- [Goal] Set down all of the data exactly as it appears.

- [Data shown]
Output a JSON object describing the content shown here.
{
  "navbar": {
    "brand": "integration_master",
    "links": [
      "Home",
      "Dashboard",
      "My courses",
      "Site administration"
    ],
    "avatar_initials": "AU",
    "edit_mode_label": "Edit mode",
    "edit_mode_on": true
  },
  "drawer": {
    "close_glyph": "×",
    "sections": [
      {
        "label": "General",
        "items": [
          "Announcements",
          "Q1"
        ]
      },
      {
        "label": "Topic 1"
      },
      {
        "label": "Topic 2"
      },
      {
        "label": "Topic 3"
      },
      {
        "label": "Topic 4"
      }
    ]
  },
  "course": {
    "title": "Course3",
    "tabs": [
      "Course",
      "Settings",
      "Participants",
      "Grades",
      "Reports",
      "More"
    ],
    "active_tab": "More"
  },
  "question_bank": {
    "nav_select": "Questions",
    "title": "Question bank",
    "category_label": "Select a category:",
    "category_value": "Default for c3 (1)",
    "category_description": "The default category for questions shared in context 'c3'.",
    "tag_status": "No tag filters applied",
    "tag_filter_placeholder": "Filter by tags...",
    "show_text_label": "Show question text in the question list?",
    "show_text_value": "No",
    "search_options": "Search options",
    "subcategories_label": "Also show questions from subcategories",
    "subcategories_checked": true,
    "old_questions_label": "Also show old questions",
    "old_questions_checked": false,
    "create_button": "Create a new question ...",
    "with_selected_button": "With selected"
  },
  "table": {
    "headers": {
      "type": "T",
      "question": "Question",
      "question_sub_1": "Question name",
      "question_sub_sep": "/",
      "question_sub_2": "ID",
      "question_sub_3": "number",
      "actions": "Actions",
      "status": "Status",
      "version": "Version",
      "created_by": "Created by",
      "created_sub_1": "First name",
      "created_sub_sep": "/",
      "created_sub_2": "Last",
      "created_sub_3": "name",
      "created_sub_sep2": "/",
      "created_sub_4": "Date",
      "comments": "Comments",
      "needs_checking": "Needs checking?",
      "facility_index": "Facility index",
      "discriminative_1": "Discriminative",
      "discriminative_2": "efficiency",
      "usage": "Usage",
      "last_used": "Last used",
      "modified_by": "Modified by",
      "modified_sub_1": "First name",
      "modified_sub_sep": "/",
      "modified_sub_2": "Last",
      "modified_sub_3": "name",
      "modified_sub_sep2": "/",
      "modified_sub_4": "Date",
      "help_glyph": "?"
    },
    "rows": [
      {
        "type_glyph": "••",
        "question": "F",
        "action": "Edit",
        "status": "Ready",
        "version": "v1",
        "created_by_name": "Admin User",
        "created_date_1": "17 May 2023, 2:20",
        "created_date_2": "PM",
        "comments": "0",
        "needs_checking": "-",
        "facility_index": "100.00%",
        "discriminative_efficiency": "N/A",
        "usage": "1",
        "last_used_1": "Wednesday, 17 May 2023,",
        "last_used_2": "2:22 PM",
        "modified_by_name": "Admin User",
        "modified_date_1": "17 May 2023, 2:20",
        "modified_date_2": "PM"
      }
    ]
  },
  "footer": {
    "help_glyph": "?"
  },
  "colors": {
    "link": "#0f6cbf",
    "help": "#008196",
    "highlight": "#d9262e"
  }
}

- [Task result]
Output a JSON object describing the content shown here.
{
  "navbar": {
    "brand": "integration_master",
    "links": [
      "Home",
      "Dashboard",
      "My courses",
      "Site administration"
    ],
    "avatar_initials": "AU",
    "edit_mode_label": "Edit mode",
    "edit_mode_on": true
  },
  "drawer": {
    "close_glyph": "×",
    "sections": [
      {
        "label": "General",
        "items": [
          "Announcements",
          "Q1"
        ]
      },
      {
        "label": "Topic 1"
      },
      {
        "label": "Topic 2"
      },
      {
        "label": "Topic 3"
      },
      {
        "label": "Topic 4"
      }
    ]
  },
  "course": {
    "title": "Course3",
    "tabs": [
      "Course",
      "Settings",
      "Participants",
      "Grades",
      "Reports",
      "More"
    ],
    "active_tab": "More"
  },
  "question_bank": {
    "nav_select": "Questions",
    "title": "Question bank",
    "category_label": "Select a category:",
    "category_value": "Default for c3 (1)",
    "category_description": "The default category for questions shared in context 'c3'.",
    "tag_status": "No tag filters applied",
    "tag_filter_placeholder": "Filter by tags...",
    "show_text_label": "Show question text in the question list?",
    "show_text_value": "No",
    "search_options": "Search options",
    "subcategories_label": "Also show questions from subcategories",
    "subcategories_checked": true,
    "old_questions_label": "Also show old questions",
    "old_questions_checked": false,
    "create_button": "Create a new question ...",
    "with_selected_button": "With selected"
  },
  "table": {
    "headers": {
      "type": "T",
      "question": "Question",
      "question_sub_1": "Question name",
      "question_sub_sep": "/",
      "question_sub_2": "ID",
      "question_sub_3": "number",
      "actions": "Actions",
      "status": "Status",
      "version": "Version",
      "created_by": "Created by",
      "created_sub_1": "First name",
      "created_sub_sep": "/",
      "created_sub_2": "Last",
      "created_sub_3": "name",
      "created_sub_sep2": "/",
      "created_sub_4": "Date",
      "comments": "Comments",
      "needs_checking": "Needs checking?",
      "facility_index": "Facility index",
      "discriminative_1": "Discriminative",
      "discriminative_2": "efficiency",
      "usage": "Usage",
      "last_used": "Last used",
      "modified_by": "Modified by",
      "modified_sub_1": "First name",
      "modified_sub_sep": "/",
      "modified_sub_2": "Last",
      "modified_sub_3": "name",
      "modified_sub_sep2": "/",
      "modified_sub_4": "Date",
      "help_glyph": "?"
    },
    "rows": [
      {
        "type_glyph": "••",
        "question": "F",
        "action": "Edit",
        "status": "Ready",
        "version": "v1",
        "created_by_name": "Admin User",
        "created_date_1": "17 May 2023, 2:20",
        "created_date_2": "PM",
        "comments": "0",
        "needs_checking": "-",
        "facility_index": "100.00%",
        "discriminative_efficiency": "N/A",
        "usage": "1",
        "last_used_1": "Wednesday, 17 May 2023,",
        "last_used_2": "2:22 PM",
        "modified_by_name": "Admin User",
        "modified_date_1": "17 May 2023, 2:20",
        "modified_date_2": "PM"
      }
    ]
  },
  "footer": {
    "help_glyph": "?"
  },
  "colors": {
    "link": "#0f6cbf",
    "help": "#008196",
    "highlight": "#d9262e"
  }
}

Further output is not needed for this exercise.